§ Excerpt provided
____
= Jimmy & Johnny =

American country music duo

Jimmy & Johnny were an American country music duo composed of Jimmy Lee Fautheree and "Country" Johnny Mathis. They scored several hits on the U.S. country charts in the 1950s.

The duo's career began on the radio show Louisiana Hayride, where both were in demand as guests. They also appeared on the Big D Jamboree. In 1951 they were signed to Capitol Records; they also recorded for Feature Records and Chess Records. Their biggest hit was 1954's "If You Don't Somebody Else Will", which reached No. 4 on the U.S. country charts.

Johnny was later replaced by Jimmy's brother, Lynn Fautheree; but the name of the duo did not change, as the producers feared a career slump. Lynn brought the group's style closer to rockabilly with songs such as "Sweet Love on My Mind," "What'cha Doin' to Me" and "Sweet Singing Daddy". They played with Faron Young's group, the Deputies, and sometimes on the Grand Ole Opry, in addition to continuing to appear regularly on Louisiana Hayride.
The song was written by Geraldine "Jerry" Hamilton. Lynn Fautheree married Dianne Hamilton, Geraldines daughter. Lynn and Dianne left the music business soon after the birth of their daughter Lisa Fautheree in 1959.
At the end of the 1950s, after the Fautherees moved back to Texas, Lynn exited and Mathis returned to the duo, and they recorded together until 1961. In 1995, Johnny & Jimmy reunited for the first time since 1961, and released the gospel single "It Won't Be Much Longer".
____
§ Information provided

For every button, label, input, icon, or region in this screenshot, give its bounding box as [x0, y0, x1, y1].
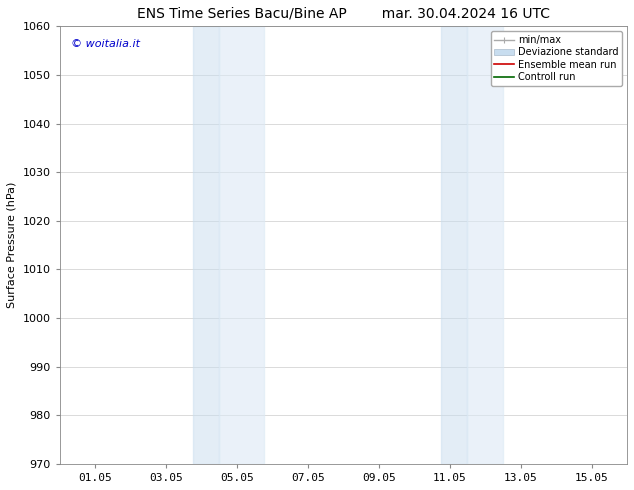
____
§ What you are asked to do
In the text about Jimmy & Johnny, which record label signed the duo in 1951? The material isn't needed for this.

§ The solution
Capitol Records